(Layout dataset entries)
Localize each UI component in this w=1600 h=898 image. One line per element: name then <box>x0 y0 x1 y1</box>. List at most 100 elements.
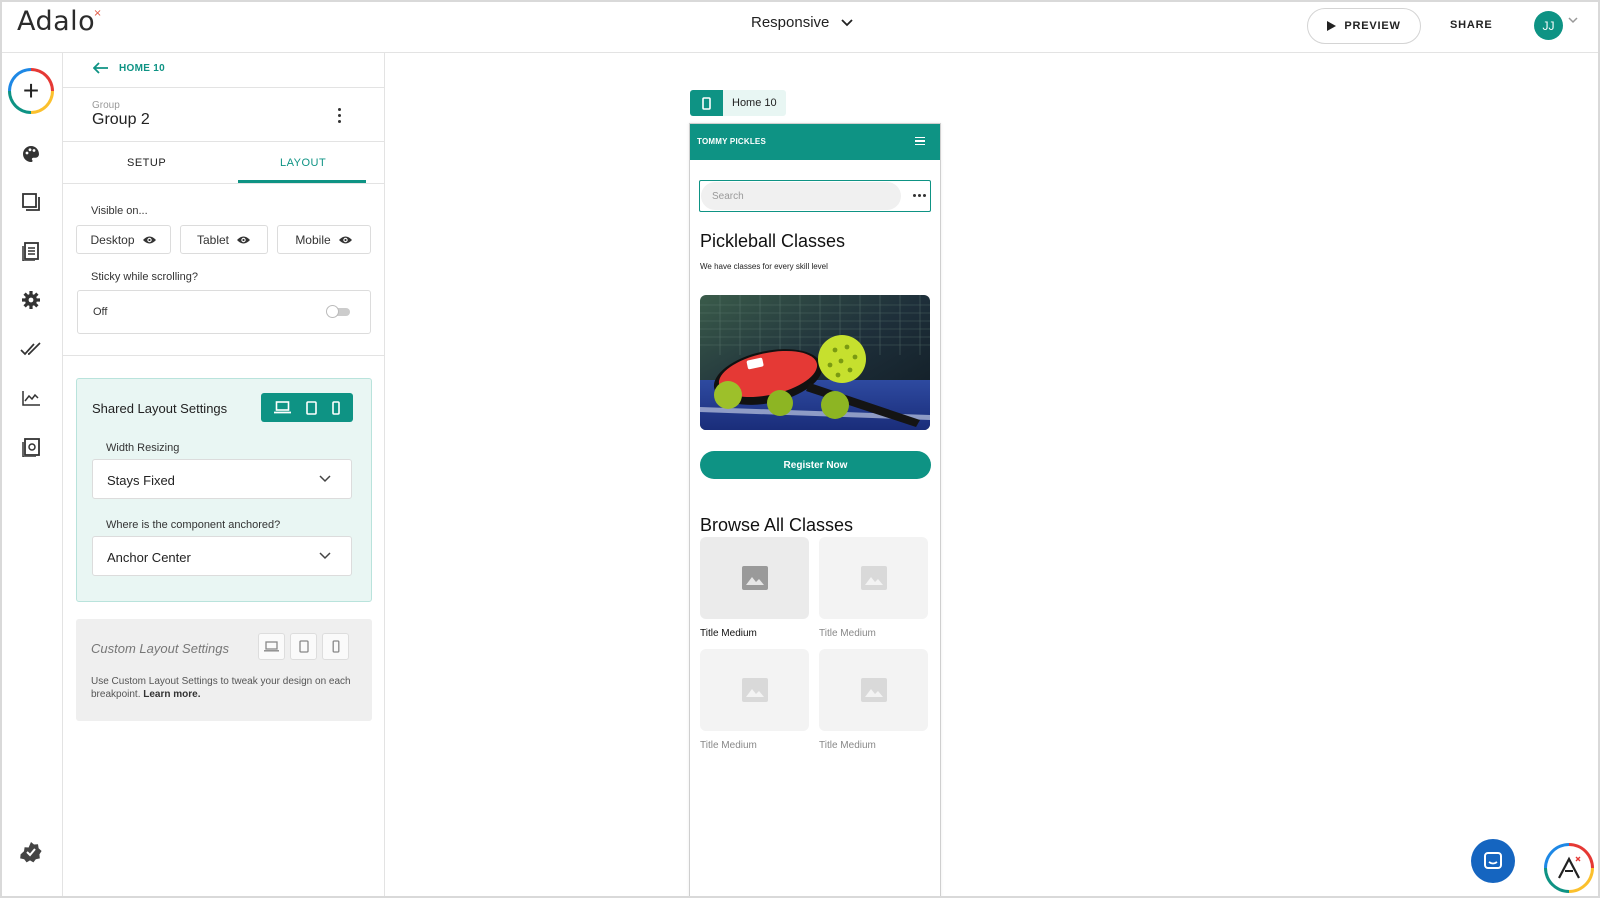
screen-tag[interactable]: Home 10 <box>690 90 786 116</box>
mobile-icon <box>690 90 723 116</box>
user-avatar[interactable]: JJ <box>1534 11 1563 40</box>
custom-layout-description: Use Custom Layout Settings to tweak your… <box>91 675 357 701</box>
preview-button[interactable]: PREVIEW <box>1307 8 1421 44</box>
custom-layout-title: Custom Layout Settings <box>91 641 230 656</box>
more-options-icon[interactable] <box>913 194 926 197</box>
left-icon-rail: + <box>0 53 63 898</box>
share-label: SHARE <box>1450 19 1493 31</box>
checkmarks-icon[interactable] <box>20 338 42 360</box>
component-type-label: Group <box>92 100 120 111</box>
preview-label: PREVIEW <box>1344 20 1401 32</box>
width-resizing-label: Width Resizing <box>106 442 180 454</box>
visibility-label: Mobile <box>295 232 331 247</box>
search-placeholder: Search <box>712 191 744 202</box>
app-bar[interactable]: TOMMY PICKLES <box>690 124 940 160</box>
chat-support-button[interactable] <box>1471 839 1515 883</box>
sticky-toggle[interactable] <box>326 305 350 318</box>
anchor-value: Anchor Center <box>107 550 191 565</box>
verified-badge-icon[interactable] <box>20 841 42 863</box>
back-link[interactable]: HOME 10 <box>93 62 165 74</box>
class-card[interactable]: Title Medium <box>819 537 928 639</box>
arrow-left-icon <box>93 62 108 74</box>
view-mode-label: Responsive <box>751 14 830 31</box>
app-title: TOMMY PICKLES <box>697 137 766 146</box>
tablet-icon[interactable] <box>306 400 317 415</box>
mobile-icon[interactable] <box>322 633 349 660</box>
mobile-icon[interactable] <box>331 400 340 415</box>
screens-icon[interactable] <box>20 191 42 213</box>
eye-icon <box>142 236 156 243</box>
card-title: Title Medium <box>700 628 757 639</box>
adalo-logo[interactable]: Adalo × <box>17 6 102 37</box>
hamburger-menu-icon[interactable] <box>915 137 925 145</box>
breakpoint-selector <box>261 393 353 422</box>
width-resizing-dropdown[interactable]: Stays Fixed <box>92 459 352 499</box>
divider <box>63 87 385 88</box>
image-placeholder-icon <box>819 649 928 731</box>
add-component-button[interactable]: + <box>8 68 54 114</box>
chevron-down-icon <box>319 475 331 483</box>
page-heading[interactable]: Pickleball Classes <box>700 231 845 252</box>
visibility-label: Desktop <box>90 232 135 247</box>
image-placeholder-icon <box>700 649 809 731</box>
divider <box>63 141 385 142</box>
divider <box>63 355 385 356</box>
tab-layout[interactable]: LAYOUT <box>280 157 326 169</box>
editor-canvas <box>386 53 1600 898</box>
divider <box>63 183 385 184</box>
play-icon <box>1327 21 1337 31</box>
eye-icon <box>338 236 352 243</box>
class-card[interactable]: Title Medium <box>700 649 809 751</box>
adalo-a-icon <box>1547 846 1591 890</box>
learn-more-link[interactable]: Learn more. <box>143 689 200 700</box>
custom-layout-settings: Custom Layout Settings Use Custom Layout… <box>76 619 372 721</box>
more-options-icon[interactable] <box>333 105 345 125</box>
shared-layout-settings: Shared Layout Settings Width Resizing St… <box>76 378 372 602</box>
visibility-mobile-button[interactable]: Mobile <box>277 225 371 254</box>
register-now-button[interactable]: Register Now <box>700 451 931 479</box>
screen-preview[interactable]: TOMMY PICKLES Search Pickleball Classes … <box>689 123 941 898</box>
laptop-icon[interactable] <box>274 401 292 414</box>
visibility-label: Tablet <box>196 232 230 247</box>
visibility-tablet-button[interactable]: Tablet <box>180 225 268 254</box>
adalo-assistant-button[interactable] <box>1544 843 1594 893</box>
chevron-down-icon <box>319 552 331 560</box>
plus-icon: + <box>11 71 51 111</box>
eye-icon <box>237 236 251 243</box>
hero-image[interactable] <box>700 295 930 430</box>
image-placeholder-icon <box>819 537 928 619</box>
analytics-icon[interactable] <box>20 387 42 409</box>
back-label: HOME 10 <box>119 62 166 74</box>
chevron-down-icon[interactable] <box>1568 17 1578 24</box>
card-title: Title Medium <box>819 628 876 639</box>
anchor-dropdown[interactable]: Anchor Center <box>92 536 352 576</box>
logo-mark: × <box>93 8 103 19</box>
page-subheading[interactable]: We have classes for every skill level <box>700 262 828 271</box>
search-input[interactable]: Search <box>701 182 901 210</box>
component-name[interactable]: Group 2 <box>92 111 150 129</box>
pickleball-paddle-image <box>700 295 930 430</box>
sticky-value: Off <box>93 306 108 318</box>
view-mode-dropdown[interactable]: Responsive <box>751 14 854 31</box>
publish-icon[interactable] <box>20 436 42 458</box>
visibility-desktop-button[interactable]: Desktop <box>76 225 171 254</box>
browse-heading[interactable]: Browse All Classes <box>700 515 853 536</box>
settings-icon[interactable] <box>20 289 42 311</box>
database-icon[interactable] <box>20 240 42 262</box>
palette-icon[interactable] <box>20 143 42 165</box>
tab-setup[interactable]: SETUP <box>127 157 166 169</box>
card-title: Title Medium <box>819 740 876 751</box>
class-card[interactable]: Title Medium <box>819 649 928 751</box>
avatar-initials: JJ <box>1542 18 1555 33</box>
chat-icon <box>1484 852 1502 869</box>
class-card[interactable]: Title Medium <box>700 537 809 639</box>
logo-text: Adalo <box>17 6 96 37</box>
screen-name: Home 10 <box>723 90 786 116</box>
laptop-icon[interactable] <box>258 633 285 660</box>
tablet-icon[interactable] <box>290 633 317 660</box>
search-group[interactable]: Search <box>699 180 931 212</box>
register-label: Register Now <box>783 459 848 471</box>
card-title: Title Medium <box>700 740 757 751</box>
chevron-down-icon <box>841 18 854 26</box>
share-button[interactable]: SHARE <box>1450 19 1493 31</box>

Set exercise: Copy out all of the records above word for word, leaving out the pictures.

Written answer:
Localize each UI component in this w=1600 h=898 image. One line per element: name then <box>x0 y0 x1 y1</box>. List at most 100 elements.
screen-tag[interactable]: Home 10 <box>690 90 786 116</box>
mobile-icon <box>690 90 723 116</box>
user-avatar[interactable]: JJ <box>1534 11 1563 40</box>
custom-layout-description: Use Custom Layout Settings to tweak your… <box>91 675 357 701</box>
preview-button[interactable]: PREVIEW <box>1307 8 1421 44</box>
custom-layout-title: Custom Layout Settings <box>91 641 230 656</box>
more-options-icon[interactable] <box>913 194 926 197</box>
left-icon-rail: + <box>0 53 63 898</box>
share-label: SHARE <box>1450 19 1493 31</box>
checkmarks-icon[interactable] <box>20 338 42 360</box>
component-type-label: Group <box>92 100 120 111</box>
preview-label: PREVIEW <box>1344 20 1401 32</box>
width-resizing-label: Width Resizing <box>106 442 180 454</box>
visibility-label: Mobile <box>295 232 331 247</box>
search-placeholder: Search <box>712 191 744 202</box>
app-bar[interactable]: TOMMY PICKLES <box>690 124 940 160</box>
chat-support-button[interactable] <box>1471 839 1515 883</box>
sticky-toggle[interactable] <box>326 305 350 318</box>
anchor-value: Anchor Center <box>107 550 191 565</box>
verified-badge-icon[interactable] <box>20 841 42 863</box>
back-link[interactable]: HOME 10 <box>93 62 165 74</box>
class-card[interactable]: Title Medium <box>819 537 928 639</box>
arrow-left-icon <box>93 62 108 74</box>
view-mode-label: Responsive <box>751 14 830 31</box>
app-title: TOMMY PICKLES <box>697 137 766 146</box>
tablet-icon[interactable] <box>306 400 317 415</box>
mobile-icon[interactable] <box>322 633 349 660</box>
mobile-icon[interactable] <box>331 400 340 415</box>
screens-icon[interactable] <box>20 191 42 213</box>
eye-icon <box>142 236 156 243</box>
card-title: Title Medium <box>700 628 757 639</box>
adalo-logo[interactable]: Adalo × <box>17 6 102 37</box>
hamburger-menu-icon[interactable] <box>915 137 925 145</box>
breakpoint-selector <box>261 393 353 422</box>
width-resizing-dropdown[interactable]: Stays Fixed <box>92 459 352 499</box>
divider <box>63 87 385 88</box>
image-placeholder-icon <box>819 649 928 731</box>
add-component-button[interactable]: + <box>8 68 54 114</box>
chevron-down-icon <box>319 475 331 483</box>
page-heading[interactable]: Pickleball Classes <box>700 231 845 252</box>
visibility-label: Desktop <box>90 232 135 247</box>
image-placeholder-icon <box>700 649 809 731</box>
divider <box>63 141 385 142</box>
divider <box>63 355 385 356</box>
tab-layout[interactable]: LAYOUT <box>280 157 326 169</box>
editor-canvas <box>386 53 1600 898</box>
divider <box>63 183 385 184</box>
play-icon <box>1327 21 1337 31</box>
eye-icon <box>338 236 352 243</box>
class-card[interactable]: Title Medium <box>700 649 809 751</box>
adalo-a-icon <box>1547 846 1591 890</box>
learn-more-link[interactable]: Learn more. <box>143 689 200 700</box>
custom-layout-settings: Custom Layout Settings Use Custom Layout… <box>76 619 372 721</box>
more-options-icon[interactable] <box>333 105 345 125</box>
shared-layout-settings: Shared Layout Settings Width Resizing St… <box>76 378 372 602</box>
visibility-mobile-button[interactable]: Mobile <box>277 225 371 254</box>
register-now-button[interactable]: Register Now <box>700 451 931 479</box>
screen-preview[interactable]: TOMMY PICKLES Search Pickleball Classes … <box>689 123 941 898</box>
laptop-icon[interactable] <box>274 401 292 414</box>
visibility-label: Tablet <box>196 232 230 247</box>
visibility-tablet-button[interactable]: Tablet <box>180 225 268 254</box>
adalo-assistant-button[interactable] <box>1544 843 1594 893</box>
chevron-down-icon <box>319 552 331 560</box>
plus-icon: + <box>11 71 51 111</box>
eye-icon <box>237 236 251 243</box>
hero-image[interactable] <box>700 295 930 430</box>
image-placeholder-icon <box>819 537 928 619</box>
analytics-icon[interactable] <box>20 387 42 409</box>
back-label: HOME 10 <box>119 62 166 74</box>
chevron-down-icon[interactable] <box>1568 17 1578 24</box>
card-title: Title Medium <box>819 628 876 639</box>
anchor-dropdown[interactable]: Anchor Center <box>92 536 352 576</box>
logo-mark: × <box>93 8 103 19</box>
page-subheading[interactable]: We have classes for every skill level <box>700 262 828 271</box>
search-input[interactable]: Search <box>701 182 901 210</box>
component-name[interactable]: Group 2 <box>92 111 150 129</box>
pickleball-paddle-image <box>700 295 930 430</box>
sticky-value: Off <box>93 306 108 318</box>
view-mode-dropdown[interactable]: Responsive <box>751 14 854 31</box>
publish-icon[interactable] <box>20 436 42 458</box>
visibility-desktop-button[interactable]: Desktop <box>76 225 171 254</box>
browse-heading[interactable]: Browse All Classes <box>700 515 853 536</box>
settings-icon[interactable] <box>20 289 42 311</box>
database-icon[interactable] <box>20 240 42 262</box>
palette-icon[interactable] <box>20 143 42 165</box>
tab-setup[interactable]: SETUP <box>127 157 166 169</box>
card-title: Title Medium <box>819 740 876 751</box>
class-card[interactable]: Title Medium <box>819 649 928 751</box>
avatar-initials: JJ <box>1542 18 1555 33</box>
chat-icon <box>1484 852 1502 869</box>
class-card[interactable]: Title Medium <box>700 537 809 639</box>
logo-text: Adalo <box>17 6 96 37</box>
screen-name: Home 10 <box>723 90 786 116</box>
laptop-icon[interactable] <box>258 633 285 660</box>
tablet-icon[interactable] <box>290 633 317 660</box>
search-group[interactable]: Search <box>699 180 931 212</box>
register-label: Register Now <box>783 459 848 471</box>
card-title: Title Medium <box>700 740 757 751</box>
chevron-down-icon <box>841 18 854 26</box>
share-button[interactable]: SHARE <box>1450 19 1493 31</box>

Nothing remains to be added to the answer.